= What you are asked to do =
Extract the lines that carry the string "сторону" from the listing.
--- Begin Data in this exercise ---
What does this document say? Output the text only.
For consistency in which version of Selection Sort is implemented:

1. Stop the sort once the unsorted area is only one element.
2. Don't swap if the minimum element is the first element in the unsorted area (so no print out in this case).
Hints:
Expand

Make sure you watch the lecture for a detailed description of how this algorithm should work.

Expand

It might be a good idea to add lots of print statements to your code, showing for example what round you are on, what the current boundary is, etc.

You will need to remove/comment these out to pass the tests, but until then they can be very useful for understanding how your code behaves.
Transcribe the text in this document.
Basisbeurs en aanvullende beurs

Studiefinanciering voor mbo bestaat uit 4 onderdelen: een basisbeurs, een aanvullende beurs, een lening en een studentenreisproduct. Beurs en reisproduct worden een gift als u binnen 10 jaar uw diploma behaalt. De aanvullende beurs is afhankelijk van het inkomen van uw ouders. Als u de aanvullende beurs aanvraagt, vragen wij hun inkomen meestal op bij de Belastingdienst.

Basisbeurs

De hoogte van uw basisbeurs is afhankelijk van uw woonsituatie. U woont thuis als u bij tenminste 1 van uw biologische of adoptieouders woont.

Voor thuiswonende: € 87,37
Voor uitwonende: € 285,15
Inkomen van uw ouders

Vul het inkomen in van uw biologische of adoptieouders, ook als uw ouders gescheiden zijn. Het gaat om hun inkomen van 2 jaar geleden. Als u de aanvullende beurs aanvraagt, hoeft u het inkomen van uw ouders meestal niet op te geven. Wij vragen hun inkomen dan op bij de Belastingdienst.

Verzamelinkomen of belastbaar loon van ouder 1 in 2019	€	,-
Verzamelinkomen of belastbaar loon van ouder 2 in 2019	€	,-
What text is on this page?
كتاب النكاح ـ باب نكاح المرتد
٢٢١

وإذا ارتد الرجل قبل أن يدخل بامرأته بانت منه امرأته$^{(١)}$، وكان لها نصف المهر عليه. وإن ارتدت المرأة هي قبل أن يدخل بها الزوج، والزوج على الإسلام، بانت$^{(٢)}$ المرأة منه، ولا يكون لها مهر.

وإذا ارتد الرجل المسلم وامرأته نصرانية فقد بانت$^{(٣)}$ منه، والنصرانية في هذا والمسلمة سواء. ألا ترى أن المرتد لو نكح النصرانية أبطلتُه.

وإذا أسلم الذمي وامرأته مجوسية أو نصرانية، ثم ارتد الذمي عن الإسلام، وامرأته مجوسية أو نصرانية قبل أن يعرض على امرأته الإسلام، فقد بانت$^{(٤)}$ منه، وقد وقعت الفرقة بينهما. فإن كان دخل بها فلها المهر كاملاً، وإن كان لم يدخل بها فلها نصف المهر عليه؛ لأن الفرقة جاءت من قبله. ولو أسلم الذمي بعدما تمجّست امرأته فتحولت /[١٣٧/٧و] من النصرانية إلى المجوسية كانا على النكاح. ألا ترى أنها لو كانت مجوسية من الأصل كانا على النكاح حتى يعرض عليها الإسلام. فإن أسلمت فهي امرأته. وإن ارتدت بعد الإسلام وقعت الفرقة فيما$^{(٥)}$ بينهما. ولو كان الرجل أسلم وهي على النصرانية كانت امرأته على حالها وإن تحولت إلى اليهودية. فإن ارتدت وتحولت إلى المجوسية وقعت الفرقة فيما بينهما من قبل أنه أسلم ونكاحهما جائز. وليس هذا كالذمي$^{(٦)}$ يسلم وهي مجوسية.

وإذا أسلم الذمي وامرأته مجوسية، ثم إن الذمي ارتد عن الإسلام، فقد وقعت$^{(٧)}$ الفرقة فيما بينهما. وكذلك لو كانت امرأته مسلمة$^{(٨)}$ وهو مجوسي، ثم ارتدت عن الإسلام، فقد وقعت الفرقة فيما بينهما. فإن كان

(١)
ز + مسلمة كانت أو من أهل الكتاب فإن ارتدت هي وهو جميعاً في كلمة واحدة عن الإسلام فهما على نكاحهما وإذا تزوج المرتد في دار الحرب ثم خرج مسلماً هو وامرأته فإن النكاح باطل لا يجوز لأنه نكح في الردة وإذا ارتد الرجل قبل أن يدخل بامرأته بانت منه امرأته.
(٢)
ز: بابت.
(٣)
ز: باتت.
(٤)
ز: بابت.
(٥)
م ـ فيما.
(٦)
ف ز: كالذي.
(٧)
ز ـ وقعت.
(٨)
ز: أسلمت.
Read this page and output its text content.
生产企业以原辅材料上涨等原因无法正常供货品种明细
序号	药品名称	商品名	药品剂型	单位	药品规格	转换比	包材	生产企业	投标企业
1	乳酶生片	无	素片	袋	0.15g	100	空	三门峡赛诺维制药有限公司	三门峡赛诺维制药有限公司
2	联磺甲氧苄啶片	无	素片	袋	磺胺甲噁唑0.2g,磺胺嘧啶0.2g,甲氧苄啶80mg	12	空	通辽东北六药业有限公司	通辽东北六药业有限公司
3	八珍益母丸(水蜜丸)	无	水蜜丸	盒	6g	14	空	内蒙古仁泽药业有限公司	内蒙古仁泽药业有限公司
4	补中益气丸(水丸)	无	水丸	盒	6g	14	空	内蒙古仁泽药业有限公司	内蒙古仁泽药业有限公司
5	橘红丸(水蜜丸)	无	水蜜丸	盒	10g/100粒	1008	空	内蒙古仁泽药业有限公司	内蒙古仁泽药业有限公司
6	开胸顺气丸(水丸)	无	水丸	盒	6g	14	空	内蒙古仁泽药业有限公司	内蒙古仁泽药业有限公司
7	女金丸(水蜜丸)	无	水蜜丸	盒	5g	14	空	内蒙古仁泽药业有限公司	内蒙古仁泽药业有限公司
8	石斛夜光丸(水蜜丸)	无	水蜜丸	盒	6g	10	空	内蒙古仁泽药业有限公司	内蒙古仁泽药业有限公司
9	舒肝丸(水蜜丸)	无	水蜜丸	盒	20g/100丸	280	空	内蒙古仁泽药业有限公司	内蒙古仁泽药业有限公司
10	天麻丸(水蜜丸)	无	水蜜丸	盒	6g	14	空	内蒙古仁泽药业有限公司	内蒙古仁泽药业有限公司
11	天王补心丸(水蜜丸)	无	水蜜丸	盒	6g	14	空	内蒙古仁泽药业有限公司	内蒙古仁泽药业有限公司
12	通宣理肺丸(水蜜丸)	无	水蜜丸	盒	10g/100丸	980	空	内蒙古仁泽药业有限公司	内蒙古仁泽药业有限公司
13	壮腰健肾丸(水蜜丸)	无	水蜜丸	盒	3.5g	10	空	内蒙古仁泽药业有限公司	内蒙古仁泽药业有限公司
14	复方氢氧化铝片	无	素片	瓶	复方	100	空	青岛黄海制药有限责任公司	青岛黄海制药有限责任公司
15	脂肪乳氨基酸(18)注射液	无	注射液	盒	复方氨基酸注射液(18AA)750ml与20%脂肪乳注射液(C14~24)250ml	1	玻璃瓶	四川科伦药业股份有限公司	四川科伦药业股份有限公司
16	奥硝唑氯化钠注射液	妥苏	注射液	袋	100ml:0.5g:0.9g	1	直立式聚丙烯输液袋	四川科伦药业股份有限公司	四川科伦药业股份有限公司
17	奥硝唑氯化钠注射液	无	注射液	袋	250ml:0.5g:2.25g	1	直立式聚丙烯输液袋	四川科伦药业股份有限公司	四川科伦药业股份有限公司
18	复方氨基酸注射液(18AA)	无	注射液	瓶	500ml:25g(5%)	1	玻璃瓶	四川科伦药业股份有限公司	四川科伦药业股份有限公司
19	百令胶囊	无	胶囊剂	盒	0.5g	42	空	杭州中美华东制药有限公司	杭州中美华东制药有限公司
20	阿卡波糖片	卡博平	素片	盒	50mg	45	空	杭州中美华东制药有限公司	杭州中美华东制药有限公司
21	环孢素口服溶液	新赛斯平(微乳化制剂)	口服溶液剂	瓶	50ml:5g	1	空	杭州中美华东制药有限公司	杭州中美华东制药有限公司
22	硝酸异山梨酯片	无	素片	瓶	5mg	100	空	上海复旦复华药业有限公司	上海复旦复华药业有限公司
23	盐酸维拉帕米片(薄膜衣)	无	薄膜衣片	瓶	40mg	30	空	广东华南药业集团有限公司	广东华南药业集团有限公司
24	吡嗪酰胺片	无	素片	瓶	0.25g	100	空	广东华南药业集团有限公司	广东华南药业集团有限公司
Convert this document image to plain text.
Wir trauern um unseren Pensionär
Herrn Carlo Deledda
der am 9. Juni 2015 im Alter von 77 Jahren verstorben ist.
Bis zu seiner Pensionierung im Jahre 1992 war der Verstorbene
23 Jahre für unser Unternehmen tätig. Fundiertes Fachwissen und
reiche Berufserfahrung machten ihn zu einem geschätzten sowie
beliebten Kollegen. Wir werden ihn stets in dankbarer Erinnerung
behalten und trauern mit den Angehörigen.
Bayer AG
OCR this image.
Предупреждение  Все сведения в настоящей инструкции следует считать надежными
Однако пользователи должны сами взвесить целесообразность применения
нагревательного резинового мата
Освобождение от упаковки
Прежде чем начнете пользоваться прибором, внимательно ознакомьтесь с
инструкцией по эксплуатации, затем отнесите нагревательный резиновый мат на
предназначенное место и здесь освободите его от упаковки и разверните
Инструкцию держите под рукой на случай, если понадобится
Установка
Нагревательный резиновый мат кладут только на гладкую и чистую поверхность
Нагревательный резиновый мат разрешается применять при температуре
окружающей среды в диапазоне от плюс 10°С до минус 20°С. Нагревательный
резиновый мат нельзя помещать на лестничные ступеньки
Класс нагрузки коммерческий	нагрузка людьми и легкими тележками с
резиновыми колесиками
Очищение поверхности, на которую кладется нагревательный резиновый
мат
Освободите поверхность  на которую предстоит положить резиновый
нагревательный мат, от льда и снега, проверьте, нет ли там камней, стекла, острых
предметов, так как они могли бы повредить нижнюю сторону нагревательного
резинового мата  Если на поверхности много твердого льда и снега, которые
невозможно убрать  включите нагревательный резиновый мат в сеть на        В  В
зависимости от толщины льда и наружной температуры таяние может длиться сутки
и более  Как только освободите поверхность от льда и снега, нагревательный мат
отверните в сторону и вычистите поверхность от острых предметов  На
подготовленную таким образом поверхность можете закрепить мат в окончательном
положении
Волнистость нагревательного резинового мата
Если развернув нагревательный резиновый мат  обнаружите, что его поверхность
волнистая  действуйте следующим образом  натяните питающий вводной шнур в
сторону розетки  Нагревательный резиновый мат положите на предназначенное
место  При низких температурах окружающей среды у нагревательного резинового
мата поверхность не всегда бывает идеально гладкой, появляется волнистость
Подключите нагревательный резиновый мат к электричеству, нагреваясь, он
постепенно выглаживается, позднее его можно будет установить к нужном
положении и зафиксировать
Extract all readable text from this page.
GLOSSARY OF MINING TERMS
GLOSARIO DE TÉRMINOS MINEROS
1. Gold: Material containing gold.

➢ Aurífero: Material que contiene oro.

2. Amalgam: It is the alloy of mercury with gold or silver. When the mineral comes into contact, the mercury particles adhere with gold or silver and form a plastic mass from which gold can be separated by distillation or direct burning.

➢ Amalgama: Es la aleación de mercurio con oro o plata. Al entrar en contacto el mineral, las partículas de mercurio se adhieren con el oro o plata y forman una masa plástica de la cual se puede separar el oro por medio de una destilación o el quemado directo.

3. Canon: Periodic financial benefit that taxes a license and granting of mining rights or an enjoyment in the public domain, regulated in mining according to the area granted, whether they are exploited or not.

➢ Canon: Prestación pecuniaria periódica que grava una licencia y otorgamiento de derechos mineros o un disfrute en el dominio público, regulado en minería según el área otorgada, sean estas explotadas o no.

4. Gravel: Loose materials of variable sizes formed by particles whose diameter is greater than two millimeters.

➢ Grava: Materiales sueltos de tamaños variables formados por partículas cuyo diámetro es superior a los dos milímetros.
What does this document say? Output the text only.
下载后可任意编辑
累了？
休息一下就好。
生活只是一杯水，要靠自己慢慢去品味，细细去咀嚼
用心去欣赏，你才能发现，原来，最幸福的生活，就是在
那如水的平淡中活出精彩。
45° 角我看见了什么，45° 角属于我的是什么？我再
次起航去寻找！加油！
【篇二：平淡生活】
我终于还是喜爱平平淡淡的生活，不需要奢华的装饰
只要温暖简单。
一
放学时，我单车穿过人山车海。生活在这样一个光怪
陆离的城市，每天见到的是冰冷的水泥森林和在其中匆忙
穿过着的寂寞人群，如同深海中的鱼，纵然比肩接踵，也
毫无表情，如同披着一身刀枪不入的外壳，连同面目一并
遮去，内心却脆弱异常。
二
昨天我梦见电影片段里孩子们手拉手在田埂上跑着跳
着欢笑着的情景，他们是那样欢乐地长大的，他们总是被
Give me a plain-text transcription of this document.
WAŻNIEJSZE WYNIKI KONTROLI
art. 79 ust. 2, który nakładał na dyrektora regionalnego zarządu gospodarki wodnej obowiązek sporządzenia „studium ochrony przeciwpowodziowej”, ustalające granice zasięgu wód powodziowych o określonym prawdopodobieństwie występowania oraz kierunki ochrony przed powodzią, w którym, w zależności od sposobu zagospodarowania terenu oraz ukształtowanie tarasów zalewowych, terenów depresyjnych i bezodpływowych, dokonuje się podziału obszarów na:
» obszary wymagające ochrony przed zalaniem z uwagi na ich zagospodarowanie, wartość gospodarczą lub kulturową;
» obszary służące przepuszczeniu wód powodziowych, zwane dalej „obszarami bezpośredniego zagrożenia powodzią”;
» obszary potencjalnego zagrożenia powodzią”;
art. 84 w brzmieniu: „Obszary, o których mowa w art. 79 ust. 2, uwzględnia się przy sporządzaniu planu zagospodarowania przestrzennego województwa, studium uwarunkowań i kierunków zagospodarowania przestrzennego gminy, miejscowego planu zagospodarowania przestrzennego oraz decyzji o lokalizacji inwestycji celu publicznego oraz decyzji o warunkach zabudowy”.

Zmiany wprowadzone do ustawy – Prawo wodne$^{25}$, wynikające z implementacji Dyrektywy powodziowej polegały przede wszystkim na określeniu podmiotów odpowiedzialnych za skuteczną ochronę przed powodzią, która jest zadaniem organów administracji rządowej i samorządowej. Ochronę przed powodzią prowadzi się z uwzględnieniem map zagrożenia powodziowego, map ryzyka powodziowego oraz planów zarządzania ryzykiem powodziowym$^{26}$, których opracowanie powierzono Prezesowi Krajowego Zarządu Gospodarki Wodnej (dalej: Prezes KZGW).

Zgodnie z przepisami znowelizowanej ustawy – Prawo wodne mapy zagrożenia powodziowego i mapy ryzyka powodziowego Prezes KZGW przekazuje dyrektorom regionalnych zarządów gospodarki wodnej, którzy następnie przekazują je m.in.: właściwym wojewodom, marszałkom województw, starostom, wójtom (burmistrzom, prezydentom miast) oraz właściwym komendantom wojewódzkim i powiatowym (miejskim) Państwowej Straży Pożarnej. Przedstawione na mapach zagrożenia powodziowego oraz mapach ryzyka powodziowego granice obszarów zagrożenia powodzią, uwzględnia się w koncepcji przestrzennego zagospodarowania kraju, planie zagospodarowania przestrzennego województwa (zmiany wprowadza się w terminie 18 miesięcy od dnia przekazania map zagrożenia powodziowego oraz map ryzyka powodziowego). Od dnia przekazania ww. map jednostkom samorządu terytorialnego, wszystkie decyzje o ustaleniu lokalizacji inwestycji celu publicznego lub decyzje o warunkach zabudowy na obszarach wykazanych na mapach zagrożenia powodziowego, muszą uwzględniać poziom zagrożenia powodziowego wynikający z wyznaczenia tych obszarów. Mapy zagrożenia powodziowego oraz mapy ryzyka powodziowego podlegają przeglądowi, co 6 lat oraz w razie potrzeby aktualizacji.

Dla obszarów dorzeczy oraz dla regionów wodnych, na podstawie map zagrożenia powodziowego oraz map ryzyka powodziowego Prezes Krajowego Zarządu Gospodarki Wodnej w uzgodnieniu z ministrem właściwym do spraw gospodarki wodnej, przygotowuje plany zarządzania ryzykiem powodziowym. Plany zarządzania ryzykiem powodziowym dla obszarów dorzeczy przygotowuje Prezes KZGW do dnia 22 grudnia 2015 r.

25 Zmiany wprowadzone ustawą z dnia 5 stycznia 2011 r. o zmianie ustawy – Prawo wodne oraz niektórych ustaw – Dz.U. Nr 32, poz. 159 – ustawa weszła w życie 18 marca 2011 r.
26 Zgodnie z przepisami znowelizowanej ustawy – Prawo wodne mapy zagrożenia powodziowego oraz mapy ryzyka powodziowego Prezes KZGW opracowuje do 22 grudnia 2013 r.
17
--- End Data in this exercise ---
= Response below =
предметов, так как они могли бы повредить нижнюю сторону нагревательного
отверните в сторону и вычистите поверхность от острых предметов  На
сторону розетки  Нагревательный резиновый мат положите на предназначенное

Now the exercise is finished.